Entries provided below:

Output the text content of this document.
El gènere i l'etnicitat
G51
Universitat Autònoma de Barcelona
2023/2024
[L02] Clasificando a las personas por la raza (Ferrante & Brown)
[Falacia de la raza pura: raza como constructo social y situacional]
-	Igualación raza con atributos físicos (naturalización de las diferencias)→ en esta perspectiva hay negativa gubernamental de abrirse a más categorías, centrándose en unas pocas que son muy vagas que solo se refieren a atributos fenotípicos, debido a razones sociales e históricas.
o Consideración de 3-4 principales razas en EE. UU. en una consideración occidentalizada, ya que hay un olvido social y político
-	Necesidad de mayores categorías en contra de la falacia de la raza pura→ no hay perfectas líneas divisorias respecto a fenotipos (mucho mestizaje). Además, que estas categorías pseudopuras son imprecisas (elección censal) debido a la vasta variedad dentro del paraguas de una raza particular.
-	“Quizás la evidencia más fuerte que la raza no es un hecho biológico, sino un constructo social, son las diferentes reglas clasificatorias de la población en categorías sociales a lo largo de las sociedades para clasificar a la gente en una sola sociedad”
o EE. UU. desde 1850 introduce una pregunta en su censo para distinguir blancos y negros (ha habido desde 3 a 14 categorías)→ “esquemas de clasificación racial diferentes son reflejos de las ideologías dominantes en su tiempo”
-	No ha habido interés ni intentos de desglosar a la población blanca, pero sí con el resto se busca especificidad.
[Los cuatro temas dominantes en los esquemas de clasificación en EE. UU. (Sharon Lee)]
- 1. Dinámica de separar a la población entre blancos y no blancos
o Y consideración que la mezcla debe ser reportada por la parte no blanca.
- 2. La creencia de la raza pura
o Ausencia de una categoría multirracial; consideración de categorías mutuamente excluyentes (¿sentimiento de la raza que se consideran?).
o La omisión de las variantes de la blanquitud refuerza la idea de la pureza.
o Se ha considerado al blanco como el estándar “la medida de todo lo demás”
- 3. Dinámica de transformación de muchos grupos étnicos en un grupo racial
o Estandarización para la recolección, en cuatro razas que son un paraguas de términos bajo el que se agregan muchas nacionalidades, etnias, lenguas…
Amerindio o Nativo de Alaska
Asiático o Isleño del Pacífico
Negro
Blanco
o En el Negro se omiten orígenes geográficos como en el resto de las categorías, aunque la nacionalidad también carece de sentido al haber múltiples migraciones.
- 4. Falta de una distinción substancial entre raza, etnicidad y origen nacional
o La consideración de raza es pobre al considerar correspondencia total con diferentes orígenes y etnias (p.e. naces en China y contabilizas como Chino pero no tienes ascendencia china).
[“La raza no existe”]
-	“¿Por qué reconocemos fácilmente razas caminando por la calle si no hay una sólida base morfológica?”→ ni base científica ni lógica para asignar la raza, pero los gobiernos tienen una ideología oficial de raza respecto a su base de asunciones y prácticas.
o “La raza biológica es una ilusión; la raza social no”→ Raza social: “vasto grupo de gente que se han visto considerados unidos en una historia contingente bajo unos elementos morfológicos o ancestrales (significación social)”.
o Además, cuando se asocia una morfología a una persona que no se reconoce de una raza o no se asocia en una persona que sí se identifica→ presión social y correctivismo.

End of Entries provided.

## Exercise description
Lines from the records above that hold "habido" are the ones to list.

## Written reply
o EE. UU. desde 1850 introduce una pregunta en su censo para distinguir blancos y negros (ha habido desde 3 a 14 categorías)→ “esquemas de clasificación racial diferentes son reflejos de las ideologías dominantes en su tiempo”
-	No ha habido interés ni intentos de desglosar a la población blanca, pero sí con el resto se busca especificidad.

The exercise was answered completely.